Reproduce the whole listing, character for character.
+++ Information supplied
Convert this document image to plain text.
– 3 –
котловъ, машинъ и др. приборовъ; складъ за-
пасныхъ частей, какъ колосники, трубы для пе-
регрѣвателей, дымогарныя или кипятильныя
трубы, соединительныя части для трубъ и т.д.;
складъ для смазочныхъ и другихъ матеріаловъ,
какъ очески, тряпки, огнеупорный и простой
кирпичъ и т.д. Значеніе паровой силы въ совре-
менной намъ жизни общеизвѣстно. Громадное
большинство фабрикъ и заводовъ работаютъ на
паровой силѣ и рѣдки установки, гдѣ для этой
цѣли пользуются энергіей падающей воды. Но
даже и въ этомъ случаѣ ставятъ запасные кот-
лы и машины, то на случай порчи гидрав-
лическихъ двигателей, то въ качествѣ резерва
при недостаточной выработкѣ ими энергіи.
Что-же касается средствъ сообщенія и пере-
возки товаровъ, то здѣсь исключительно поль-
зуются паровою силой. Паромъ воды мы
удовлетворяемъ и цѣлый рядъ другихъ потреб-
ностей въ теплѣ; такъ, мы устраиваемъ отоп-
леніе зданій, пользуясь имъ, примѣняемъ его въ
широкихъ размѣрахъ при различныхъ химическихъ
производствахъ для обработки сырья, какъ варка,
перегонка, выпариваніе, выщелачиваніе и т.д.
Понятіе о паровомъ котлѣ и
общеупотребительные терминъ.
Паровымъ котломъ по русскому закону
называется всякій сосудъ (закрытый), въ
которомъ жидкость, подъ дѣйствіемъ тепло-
++++++
→ **Result for this exercise**:
Convert this document image to plain text.
– 3 –
котловъ, машинъ и др. приборовъ; складъ за-
пасныхъ частей, какъ колосники, трубы для пе-
регрѣвателей, дымогарныя или кипятильныя
трубы, соединительныя части для трубъ и т.д.;
складъ для смазочныхъ и другихъ матеріаловъ,
какъ очески, тряпки, огнеупорный и простой
кирпичъ и т.д. Значеніе паровой силы въ совре-
менной намъ жизни общеизвѣстно. Громадное
большинство фабрикъ и заводовъ работаютъ на
паровой силѣ и рѣдки установки, гдѣ для этой
цѣли пользуются энергіей падающей воды. Но
даже и въ этомъ случаѣ ставятъ запасные кот-
лы и машины, то на случай порчи гидрав-
лическихъ двигателей, то въ качествѣ резерва
при недостаточной выработкѣ ими энергіи.
Что-же касается средствъ сообщенія и пере-
возки товаровъ, то здѣсь исключительно поль-
зуются паровою силой. Паромъ воды мы
удовлетворяемъ и цѣлый рядъ другихъ потреб-
ностей въ теплѣ; такъ, мы устраиваемъ отоп-
леніе зданій, пользуясь имъ, примѣняемъ его въ
широкихъ размѣрахъ при различныхъ химическихъ
производствахъ для обработки сырья, какъ варка,
перегонка, выпариваніе, выщелачиваніе и т.д.
Понятіе о паровомъ котлѣ и
общеупотребительные терминъ.
Паровымъ котломъ по русскому закону
называется всякій сосудъ (закрытый), въ
которомъ жидкость, подъ дѣйствіемъ тепло-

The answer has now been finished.